# [GOAL OF THE EXERCISE]
Search the data below for the word "Total" and copy each line that holds it.

# Start of LISTED ENTRIES

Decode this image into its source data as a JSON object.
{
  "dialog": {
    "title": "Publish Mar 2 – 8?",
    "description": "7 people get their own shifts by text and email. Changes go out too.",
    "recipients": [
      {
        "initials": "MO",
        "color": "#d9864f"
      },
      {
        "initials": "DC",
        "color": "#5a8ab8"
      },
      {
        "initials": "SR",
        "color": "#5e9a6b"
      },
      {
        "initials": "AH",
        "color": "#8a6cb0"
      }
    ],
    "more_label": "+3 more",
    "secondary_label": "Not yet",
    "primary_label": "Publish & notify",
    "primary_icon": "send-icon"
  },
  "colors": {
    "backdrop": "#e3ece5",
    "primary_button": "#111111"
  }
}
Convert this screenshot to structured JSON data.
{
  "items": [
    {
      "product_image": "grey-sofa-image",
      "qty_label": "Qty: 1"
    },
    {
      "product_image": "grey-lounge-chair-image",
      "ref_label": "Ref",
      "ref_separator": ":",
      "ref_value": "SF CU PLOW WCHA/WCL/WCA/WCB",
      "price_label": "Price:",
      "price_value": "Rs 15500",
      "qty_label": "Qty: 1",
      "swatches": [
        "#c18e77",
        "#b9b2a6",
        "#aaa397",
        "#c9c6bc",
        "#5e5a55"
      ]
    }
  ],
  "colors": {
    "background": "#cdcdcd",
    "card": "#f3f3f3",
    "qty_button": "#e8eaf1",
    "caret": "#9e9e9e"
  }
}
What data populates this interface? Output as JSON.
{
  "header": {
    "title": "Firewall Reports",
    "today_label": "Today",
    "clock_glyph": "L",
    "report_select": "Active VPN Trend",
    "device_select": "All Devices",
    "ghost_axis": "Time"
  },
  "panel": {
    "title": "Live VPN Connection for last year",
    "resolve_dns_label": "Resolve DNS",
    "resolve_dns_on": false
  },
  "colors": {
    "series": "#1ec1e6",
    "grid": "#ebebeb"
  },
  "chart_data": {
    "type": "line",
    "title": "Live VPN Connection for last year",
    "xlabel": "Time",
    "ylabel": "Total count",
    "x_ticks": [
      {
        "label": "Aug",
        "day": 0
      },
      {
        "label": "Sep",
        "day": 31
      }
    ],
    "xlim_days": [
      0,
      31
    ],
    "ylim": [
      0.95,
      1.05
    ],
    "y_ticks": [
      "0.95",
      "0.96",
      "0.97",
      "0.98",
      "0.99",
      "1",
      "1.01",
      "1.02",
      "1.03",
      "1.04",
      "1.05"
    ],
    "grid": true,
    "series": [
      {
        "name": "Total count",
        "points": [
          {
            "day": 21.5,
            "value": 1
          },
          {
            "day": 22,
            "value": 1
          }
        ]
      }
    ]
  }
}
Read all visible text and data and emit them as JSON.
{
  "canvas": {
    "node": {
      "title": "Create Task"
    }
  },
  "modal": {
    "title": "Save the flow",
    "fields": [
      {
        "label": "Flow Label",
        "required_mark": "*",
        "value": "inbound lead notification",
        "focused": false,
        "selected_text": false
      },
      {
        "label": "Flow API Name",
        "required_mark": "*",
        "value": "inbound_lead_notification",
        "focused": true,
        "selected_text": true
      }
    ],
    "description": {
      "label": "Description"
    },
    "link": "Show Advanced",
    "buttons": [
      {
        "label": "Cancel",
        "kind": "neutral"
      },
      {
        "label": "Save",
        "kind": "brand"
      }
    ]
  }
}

# End of LISTED ENTRIES

# [THE REPLY]
    "ylabel": "Total count",
        "name": "Total count",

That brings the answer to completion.